(Items from a figure collection)
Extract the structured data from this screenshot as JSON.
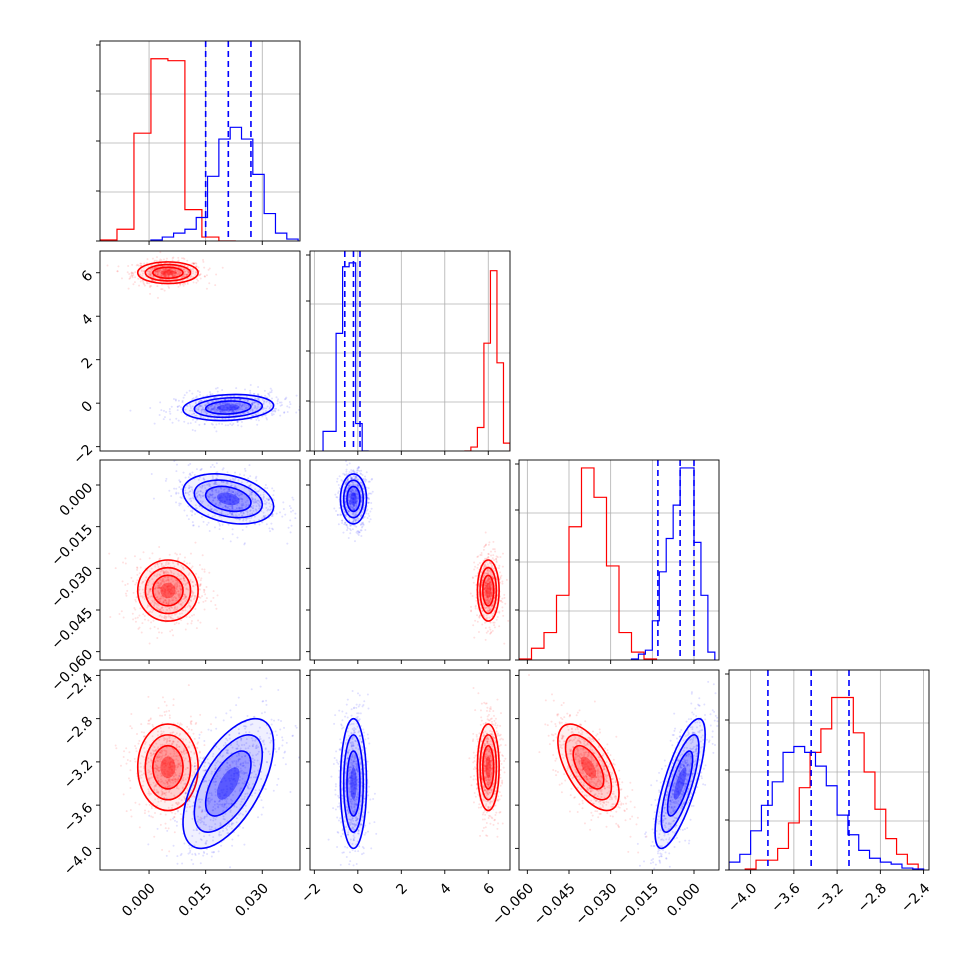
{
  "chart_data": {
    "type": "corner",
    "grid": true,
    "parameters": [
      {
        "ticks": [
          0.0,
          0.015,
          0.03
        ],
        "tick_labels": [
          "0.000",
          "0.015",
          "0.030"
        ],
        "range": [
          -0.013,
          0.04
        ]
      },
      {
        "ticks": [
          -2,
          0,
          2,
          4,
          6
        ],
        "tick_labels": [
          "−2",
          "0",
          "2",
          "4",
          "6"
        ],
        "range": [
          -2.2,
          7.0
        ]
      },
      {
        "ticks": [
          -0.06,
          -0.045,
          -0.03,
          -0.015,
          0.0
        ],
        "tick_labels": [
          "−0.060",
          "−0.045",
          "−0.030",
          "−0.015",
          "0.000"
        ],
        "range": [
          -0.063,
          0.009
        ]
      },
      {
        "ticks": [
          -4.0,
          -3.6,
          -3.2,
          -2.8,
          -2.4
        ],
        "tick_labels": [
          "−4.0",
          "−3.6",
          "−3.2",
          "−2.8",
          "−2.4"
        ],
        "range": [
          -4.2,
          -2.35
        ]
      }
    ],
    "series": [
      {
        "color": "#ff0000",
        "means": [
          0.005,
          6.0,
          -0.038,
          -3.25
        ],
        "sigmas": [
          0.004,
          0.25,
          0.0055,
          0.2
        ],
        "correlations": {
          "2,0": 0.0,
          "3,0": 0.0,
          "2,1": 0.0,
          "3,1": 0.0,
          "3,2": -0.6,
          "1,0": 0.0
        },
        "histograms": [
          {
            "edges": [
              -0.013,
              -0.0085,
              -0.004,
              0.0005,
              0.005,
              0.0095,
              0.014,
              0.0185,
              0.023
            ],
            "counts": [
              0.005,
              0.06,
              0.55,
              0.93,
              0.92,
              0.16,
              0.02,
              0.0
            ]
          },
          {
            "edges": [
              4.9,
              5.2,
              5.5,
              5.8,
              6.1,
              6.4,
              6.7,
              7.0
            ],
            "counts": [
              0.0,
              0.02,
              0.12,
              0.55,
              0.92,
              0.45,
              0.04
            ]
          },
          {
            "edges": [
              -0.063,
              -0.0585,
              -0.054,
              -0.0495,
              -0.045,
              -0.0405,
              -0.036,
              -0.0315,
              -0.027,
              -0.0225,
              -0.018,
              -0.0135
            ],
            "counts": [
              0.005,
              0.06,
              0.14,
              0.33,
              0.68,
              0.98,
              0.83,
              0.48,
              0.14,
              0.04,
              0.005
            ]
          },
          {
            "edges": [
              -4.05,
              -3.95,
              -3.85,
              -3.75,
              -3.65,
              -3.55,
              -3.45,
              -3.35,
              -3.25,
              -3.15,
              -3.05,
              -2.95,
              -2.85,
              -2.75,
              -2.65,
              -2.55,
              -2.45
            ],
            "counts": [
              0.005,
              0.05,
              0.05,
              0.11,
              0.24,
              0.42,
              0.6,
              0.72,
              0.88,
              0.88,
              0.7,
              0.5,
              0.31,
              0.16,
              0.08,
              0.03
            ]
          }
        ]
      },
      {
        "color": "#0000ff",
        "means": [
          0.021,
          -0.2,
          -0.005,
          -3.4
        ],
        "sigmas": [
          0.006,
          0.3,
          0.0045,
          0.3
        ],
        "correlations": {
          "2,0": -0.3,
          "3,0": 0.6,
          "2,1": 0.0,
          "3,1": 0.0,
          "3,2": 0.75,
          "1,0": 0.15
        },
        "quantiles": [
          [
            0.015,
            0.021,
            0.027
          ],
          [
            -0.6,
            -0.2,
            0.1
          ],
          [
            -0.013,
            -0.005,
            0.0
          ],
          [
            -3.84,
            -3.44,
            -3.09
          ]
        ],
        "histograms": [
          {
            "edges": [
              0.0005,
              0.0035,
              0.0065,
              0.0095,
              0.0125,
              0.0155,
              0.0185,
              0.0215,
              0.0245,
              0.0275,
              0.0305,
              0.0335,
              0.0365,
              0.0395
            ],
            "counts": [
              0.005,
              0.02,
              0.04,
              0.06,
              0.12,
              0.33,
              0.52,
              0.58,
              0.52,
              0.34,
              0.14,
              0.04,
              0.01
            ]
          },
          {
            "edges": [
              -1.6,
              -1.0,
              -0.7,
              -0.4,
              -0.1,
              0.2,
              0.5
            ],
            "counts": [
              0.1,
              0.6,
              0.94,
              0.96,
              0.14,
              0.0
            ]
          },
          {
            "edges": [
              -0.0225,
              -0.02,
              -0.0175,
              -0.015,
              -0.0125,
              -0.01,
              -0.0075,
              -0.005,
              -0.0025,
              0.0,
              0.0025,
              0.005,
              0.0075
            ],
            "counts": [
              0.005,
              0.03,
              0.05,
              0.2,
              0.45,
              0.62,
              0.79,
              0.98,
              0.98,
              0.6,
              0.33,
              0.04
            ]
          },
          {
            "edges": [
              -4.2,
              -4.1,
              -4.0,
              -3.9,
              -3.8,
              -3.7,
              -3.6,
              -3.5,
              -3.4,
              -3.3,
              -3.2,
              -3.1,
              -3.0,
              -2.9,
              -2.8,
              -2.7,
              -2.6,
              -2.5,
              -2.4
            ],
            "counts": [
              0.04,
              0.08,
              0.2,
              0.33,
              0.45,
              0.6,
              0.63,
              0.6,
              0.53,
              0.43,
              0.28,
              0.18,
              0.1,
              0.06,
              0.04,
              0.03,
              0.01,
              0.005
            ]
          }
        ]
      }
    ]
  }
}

_Objective_
Retype every record above exactly as written, but leave out the pictures.

_Finished task_
Extract the structured data from this screenshot as JSON.
{
  "chart_data": {
    "type": "corner",
    "grid": true,
    "parameters": [
      {
        "ticks": [
          0.0,
          0.015,
          0.03
        ],
        "tick_labels": [
          "0.000",
          "0.015",
          "0.030"
        ],
        "range": [
          -0.013,
          0.04
        ]
      },
      {
        "ticks": [
          -2,
          0,
          2,
          4,
          6
        ],
        "tick_labels": [
          "−2",
          "0",
          "2",
          "4",
          "6"
        ],
        "range": [
          -2.2,
          7.0
        ]
      },
      {
        "ticks": [
          -0.06,
          -0.045,
          -0.03,
          -0.015,
          0.0
        ],
        "tick_labels": [
          "−0.060",
          "−0.045",
          "−0.030",
          "−0.015",
          "0.000"
        ],
        "range": [
          -0.063,
          0.009
        ]
      },
      {
        "ticks": [
          -4.0,
          -3.6,
          -3.2,
          -2.8,
          -2.4
        ],
        "tick_labels": [
          "−4.0",
          "−3.6",
          "−3.2",
          "−2.8",
          "−2.4"
        ],
        "range": [
          -4.2,
          -2.35
        ]
      }
    ],
    "series": [
      {
        "color": "#ff0000",
        "means": [
          0.005,
          6.0,
          -0.038,
          -3.25
        ],
        "sigmas": [
          0.004,
          0.25,
          0.0055,
          0.2
        ],
        "correlations": {
          "2,0": 0.0,
          "3,0": 0.0,
          "2,1": 0.0,
          "3,1": 0.0,
          "3,2": -0.6,
          "1,0": 0.0
        },
        "histograms": [
          {
            "edges": [
              -0.013,
              -0.0085,
              -0.004,
              0.0005,
              0.005,
              0.0095,
              0.014,
              0.0185,
              0.023
            ],
            "counts": [
              0.005,
              0.06,
              0.55,
              0.93,
              0.92,
              0.16,
              0.02,
              0.0
            ]
          },
          {
            "edges": [
              4.9,
              5.2,
              5.5,
              5.8,
              6.1,
              6.4,
              6.7,
              7.0
            ],
            "counts": [
              0.0,
              0.02,
              0.12,
              0.55,
              0.92,
              0.45,
              0.04
            ]
          },
          {
            "edges": [
              -0.063,
              -0.0585,
              -0.054,
              -0.0495,
              -0.045,
              -0.0405,
              -0.036,
              -0.0315,
              -0.027,
              -0.0225,
              -0.018,
              -0.0135
            ],
            "counts": [
              0.005,
              0.06,
              0.14,
              0.33,
              0.68,
              0.98,
              0.83,
              0.48,
              0.14,
              0.04,
              0.005
            ]
          },
          {
            "edges": [
              -4.05,
              -3.95,
              -3.85,
              -3.75,
              -3.65,
              -3.55,
              -3.45,
              -3.35,
              -3.25,
              -3.15,
              -3.05,
              -2.95,
              -2.85,
              -2.75,
              -2.65,
              -2.55,
              -2.45
            ],
            "counts": [
              0.005,
              0.05,
              0.05,
              0.11,
              0.24,
              0.42,
              0.6,
              0.72,
              0.88,
              0.88,
              0.7,
              0.5,
              0.31,
              0.16,
              0.08,
              0.03
            ]
          }
        ]
      },
      {
        "color": "#0000ff",
        "means": [
          0.021,
          -0.2,
          -0.005,
          -3.4
        ],
        "sigmas": [
          0.006,
          0.3,
          0.0045,
          0.3
        ],
        "correlations": {
          "2,0": -0.3,
          "3,0": 0.6,
          "2,1": 0.0,
          "3,1": 0.0,
          "3,2": 0.75,
          "1,0": 0.15
        },
        "quantiles": [
          [
            0.015,
            0.021,
            0.027
          ],
          [
            -0.6,
            -0.2,
            0.1
          ],
          [
            -0.013,
            -0.005,
            0.0
          ],
          [
            -3.84,
            -3.44,
            -3.09
          ]
        ],
        "histograms": [
          {
            "edges": [
              0.0005,
              0.0035,
              0.0065,
              0.0095,
              0.0125,
              0.0155,
              0.0185,
              0.0215,
              0.0245,
              0.0275,
              0.0305,
              0.0335,
              0.0365,
              0.0395
            ],
            "counts": [
              0.005,
              0.02,
              0.04,
              0.06,
              0.12,
              0.33,
              0.52,
              0.58,
              0.52,
              0.34,
              0.14,
              0.04,
              0.01
            ]
          },
          {
            "edges": [
              -1.6,
              -1.0,
              -0.7,
              -0.4,
              -0.1,
              0.2,
              0.5
            ],
            "counts": [
              0.1,
              0.6,
              0.94,
              0.96,
              0.14,
              0.0
            ]
          },
          {
            "edges": [
              -0.0225,
              -0.02,
              -0.0175,
              -0.015,
              -0.0125,
              -0.01,
              -0.0075,
              -0.005,
              -0.0025,
              0.0,
              0.0025,
              0.005,
              0.0075
            ],
            "counts": [
              0.005,
              0.03,
              0.05,
              0.2,
              0.45,
              0.62,
              0.79,
              0.98,
              0.98,
              0.6,
              0.33,
              0.04
            ]
          },
          {
            "edges": [
              -4.2,
              -4.1,
              -4.0,
              -3.9,
              -3.8,
              -3.7,
              -3.6,
              -3.5,
              -3.4,
              -3.3,
              -3.2,
              -3.1,
              -3.0,
              -2.9,
              -2.8,
              -2.7,
              -2.6,
              -2.5,
              -2.4
            ],
            "counts": [
              0.04,
              0.08,
              0.2,
              0.33,
              0.45,
              0.6,
              0.63,
              0.6,
              0.53,
              0.43,
              0.28,
              0.18,
              0.1,
              0.06,
              0.04,
              0.03,
              0.01,
              0.005
            ]
          }
        ]
      }
    ]
  }
}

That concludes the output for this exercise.